### WORK REQUIRED
Show each line of the data below that has the string "frac" in it.

───── DATA ENTRIES ─────

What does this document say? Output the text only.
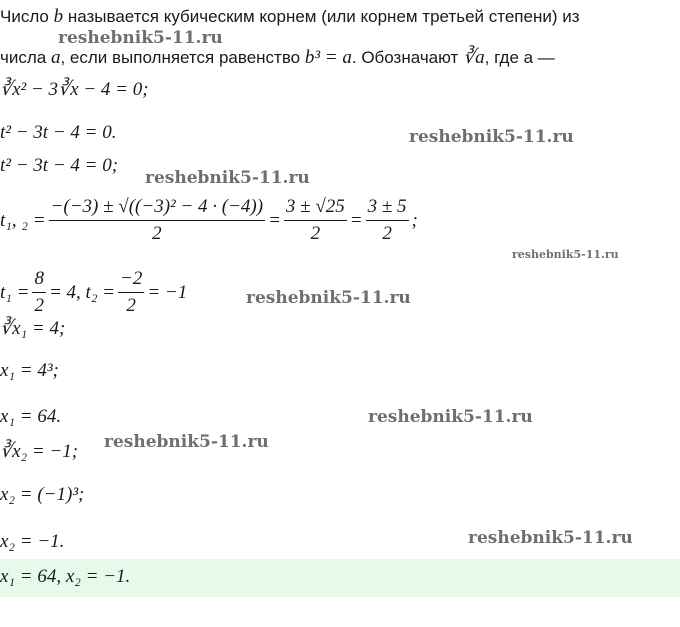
Число b называется кубическим корнем (или корнем третьей степени) из
числа a, если выполняется равенство b³ = a. Обозначают ∛a, где a —
∛x² − 3∛x − 4 = 0;
t² − 3t − 4 = 0.
t² − 3t − 4 = 0;
t₁, $_2 = \frac{\text{−(−3) ± √((−3)² − 4 · (−4))}}{2} = \frac{3 \pm √25}{2} = \frac{3 \pm 5}{2}$ ;
$t_1 = \frac{8}{2} = 4$, $t_2 = \frac{-2}{2} = -1$
∛x₁ = 4;
x₁ = 4³;
x₁ = 64.
∛x₂ = −1;
x₂ = (−1)³;
x₂ = −1.
x₁ = 64, x₂ = −1.
reshebnik5-11.ru
reshebnik5-11.ru
reshebnik5-11.ru
reshebnik5-11.ru
reshebnik5-11.ru
reshebnik5-11.ru
reshebnik5-11.ru
reshebnik5-11.ru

─────

### ANSWER TO THE EXERCISE
t₁, $_2 = \frac{\text{−(−3) ± √((−3)² − 4 · (−4))}}{2} = \frac{3 \pm √25}{2} = \frac{3 \pm 5}{2}$ ;
$t_1 = \frac{8}{2} = 4$, $t_2 = \frac{-2}{2} = -1$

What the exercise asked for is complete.